## What the exercise asks
Extract the lines that carry the string "content" from the listing.
* Begin Material provided *
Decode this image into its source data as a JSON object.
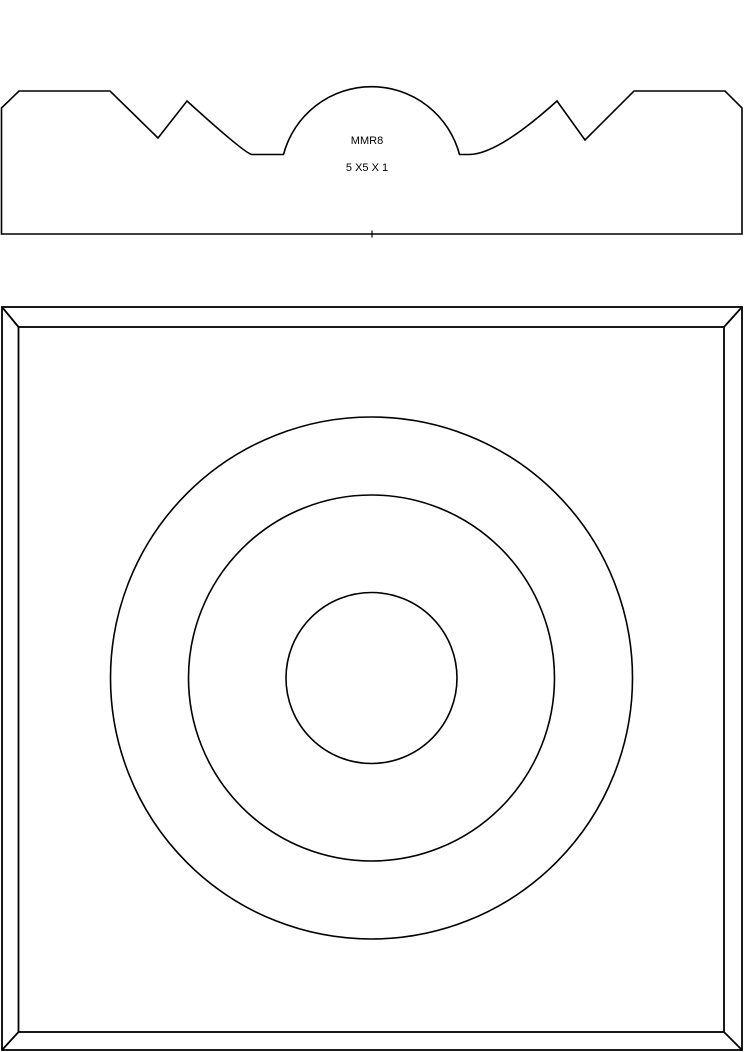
{
  "page": {
    "background_color": "#ffffff",
    "line_color": "#000000",
    "content": "technical line drawing of a millwork rosette: top profile cross-section and bottom plan view"
  },
  "profile_view": {
    "code": "MMR8",
    "size": "5 X5 X 1"
  },
  "plan_view": {
    "center": {
      "x": 371.5,
      "y": 678
    },
    "circle_radii": {
      "outer": 261,
      "middle": 183,
      "inner": 85.5
    }
  }
}
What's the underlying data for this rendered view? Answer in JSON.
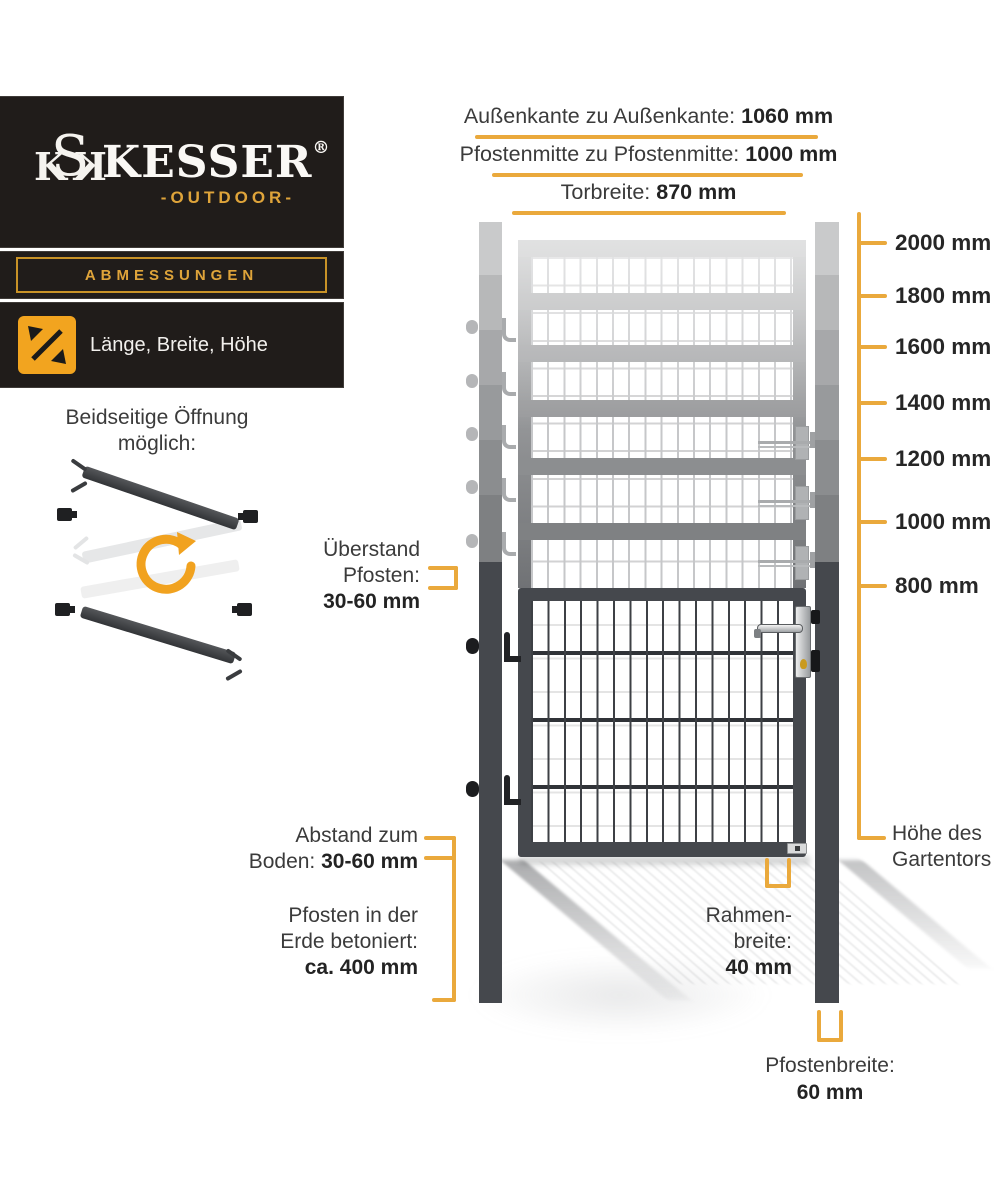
{
  "colors": {
    "accent": "#EAA93C",
    "accent_bright": "#F2A41F",
    "panel_bg": "#201C1A",
    "gold_text": "#DFA43A",
    "frame_dark": "#45484D",
    "label_text": "#3B3B3B"
  },
  "brand": {
    "monogram_left": "K",
    "monogram_s": "S",
    "monogram_right": "K",
    "name": "KESSER",
    "registered": "®",
    "tagline": "-OUTDOOR-"
  },
  "badge": {
    "label": "ABMESSUNGEN"
  },
  "dimension_chip": {
    "label": "Länge, Breite, Höhe",
    "icon": "diagonal-arrows-icon"
  },
  "opening_note": {
    "line1": "Beidseitige Öffnung",
    "line2": "möglich:"
  },
  "top_dimensions": [
    {
      "label": "Außenkante zu Außenkante:",
      "value": "1060 mm"
    },
    {
      "label": "Pfostenmitte zu Pfostenmitte:",
      "value": "1000 mm"
    },
    {
      "label": "Torbreite:",
      "value": "870 mm"
    }
  ],
  "height_scale": {
    "labels": [
      "2000 mm",
      "1800 mm",
      "1600 mm",
      "1400 mm",
      "1200 mm",
      "1000 mm",
      "800 mm"
    ]
  },
  "annotations": {
    "ueberstand": {
      "line1": "Überstand",
      "line2": "Pfosten:",
      "value": "30-60 mm"
    },
    "abstand": {
      "line1": "Abstand zum",
      "line2_label": "Boden:",
      "line2_value": "30-60 mm"
    },
    "pfosten_erde": {
      "line1": "Pfosten in der",
      "line2": "Erde betoniert:",
      "value": "ca. 400 mm"
    },
    "rahmenbreite": {
      "line1": "Rahmen-",
      "line2": "breite:",
      "value": "40 mm"
    },
    "hoehe": {
      "line1": "Höhe des",
      "line2": "Gartentors"
    },
    "pfostenbreite": {
      "label": "Pfostenbreite:",
      "value": "60 mm"
    }
  }
}
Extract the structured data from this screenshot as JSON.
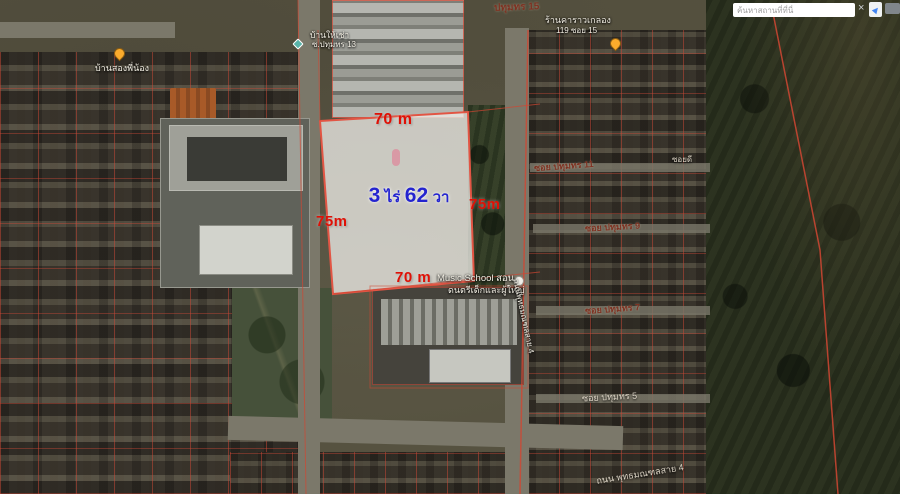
{
  "search": {
    "placeholder": "ค้นหาสถานที่ที่นี่",
    "clear": "×"
  },
  "plot": {
    "dim_top": "70 m",
    "dim_left": "75m",
    "dim_right": "75m",
    "dim_bottom": "70 m",
    "area_num1": "3",
    "area_unit1": "ไร่",
    "area_num2": "62",
    "area_unit2": "วา"
  },
  "places": {
    "house_left": "บ้านสองพี่น้อง",
    "rental_line1": "บ้านให้เช่า",
    "rental_line2": "ซ.ปทุมทร 13",
    "shop_line1": "ร้านคาราวเกลอง",
    "shop_line2": "119 ซอย 15",
    "music_line1": "Music School สอน",
    "music_line2": "ดนตรีเด็กและผู้ใหญ่"
  },
  "streets": {
    "pathumthon15": "ปทุมทร 15",
    "soi11": "ซอย ปทุมทร 11",
    "soi9": "ซอย ปทุมทร 9",
    "soi7": "ซอย ปทุมทร 7",
    "soi5": "ซอย ปทุมทร 5",
    "soidee": "ซอยดี",
    "road_vertical": "ถนนพุทธมณฑลสาย 4",
    "road_bottom": "ถนน พุทธมณฑลสาย 4"
  },
  "colors": {
    "dimension_text": "#e01005",
    "area_text": "#2424cf",
    "parcel_line": "#d24a38",
    "plot_fill": "rgba(236,234,229,0.78)"
  }
}
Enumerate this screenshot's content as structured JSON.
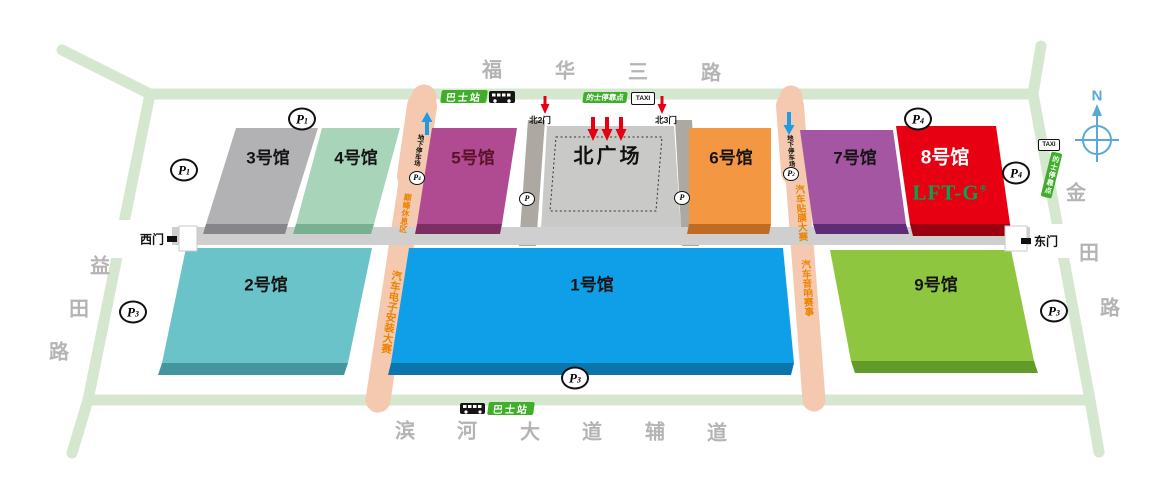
{
  "roads": {
    "top_chars": [
      "福",
      "华",
      "三",
      "路"
    ],
    "bottom_chars": [
      "滨",
      "河",
      "大",
      "道",
      "辅",
      "道"
    ],
    "left_chars": [
      "益",
      "田",
      "路"
    ],
    "right_chars": [
      "金",
      "田",
      "路"
    ]
  },
  "halls": [
    {
      "label": "3号馆",
      "color": "#b2b2b4",
      "side": "#86868a"
    },
    {
      "label": "4号馆",
      "color": "#a8d4ba",
      "side": "#78b092"
    },
    {
      "label": "5号馆",
      "color": "#b04b91",
      "side": "#7c2f63",
      "label_color": "#5a1228"
    },
    {
      "label": "6号馆",
      "color": "#f49742",
      "side": "#c06b24"
    },
    {
      "label": "7号馆",
      "color": "#a556a3",
      "side": "#5f2d75"
    },
    {
      "label": "8号馆",
      "color": "#e60012",
      "side": "#9a0010",
      "label_color": "#ffffff",
      "brand": "LFT-G",
      "brand_reg": "®",
      "brand_color": "#00a651"
    },
    {
      "label": "9号馆",
      "color": "#8ec73f",
      "side": "#639b28"
    },
    {
      "label": "1号馆",
      "color": "#0f9fe8",
      "side": "#0b76ad"
    },
    {
      "label": "2号馆",
      "color": "#69c3c8",
      "side": "#43969d"
    }
  ],
  "plaza": {
    "label": "北广场"
  },
  "gates": {
    "west": "西门",
    "east": "东门",
    "north2": "北2门",
    "north3": "北3门"
  },
  "transit": {
    "bus_station": "巴士站",
    "taxi_stop": "的士停靠点",
    "taxi_sign": "TAXI"
  },
  "strips": {
    "underground": "地下停车场",
    "rest_area": "巅峰休息区",
    "electronics": "汽车电子安装大赛",
    "film": "汽车贴膜大赛",
    "audio": "汽车音响赛事"
  },
  "parking": {
    "letter": "P",
    "sub_1": "1",
    "sub_2": "2",
    "sub_3": "3",
    "sub_4": "4"
  },
  "compass": {
    "north": "N"
  },
  "colors": {
    "road": "#d5e7cf",
    "strip": "#f5c9af",
    "concourse": "#cfcfcf",
    "walkway": "#ada8a2",
    "plaza": "#c9c9c7",
    "badge_green": "#3fae2a",
    "arrow_red": "#e60012",
    "arrow_blue": "#1e9be2",
    "compass_blue": "#58a9d8",
    "brand_green": "#00a651"
  }
}
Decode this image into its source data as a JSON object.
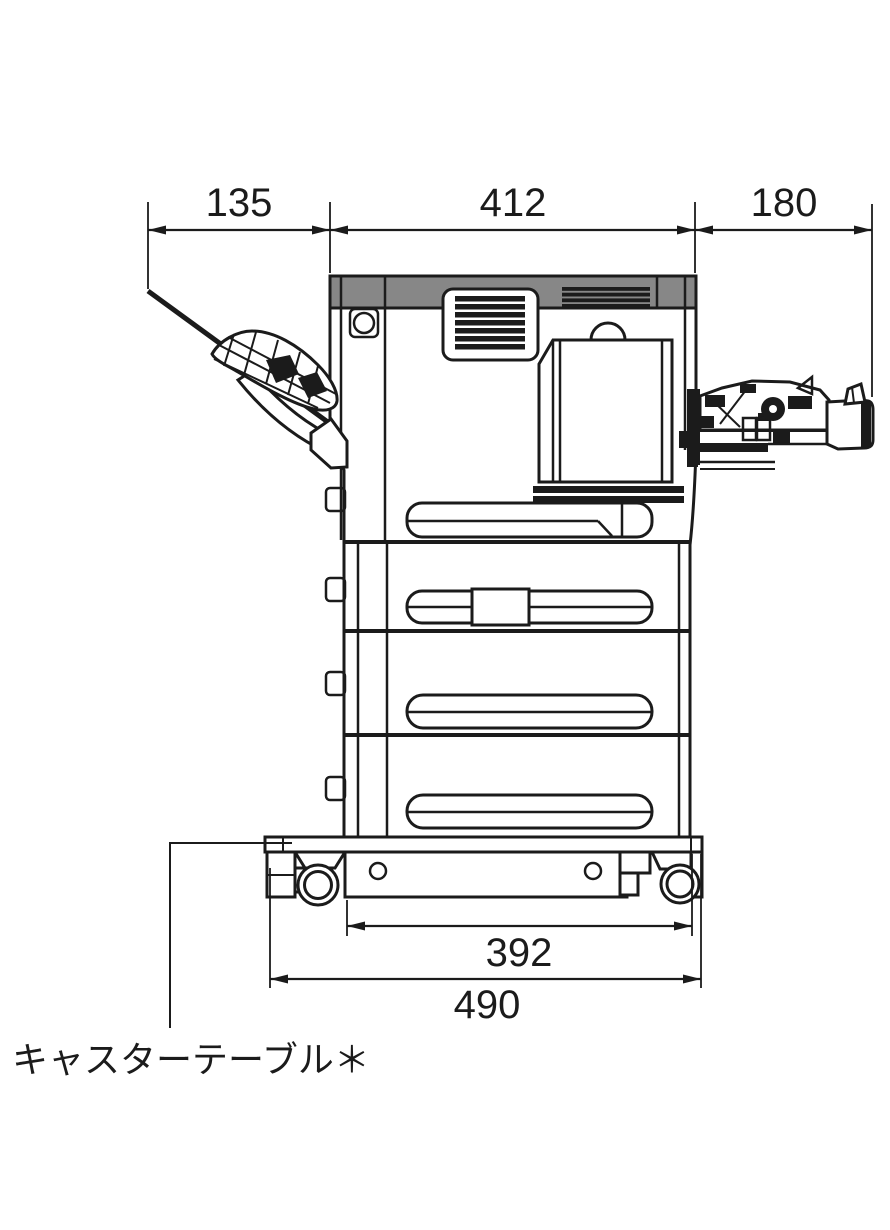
* End Material provided *
## Solution
    "content": "technical line drawing of a millwork rosette: top profile cross-section and bottom plan view"
Enumerate this screenshot's content as structured JSON.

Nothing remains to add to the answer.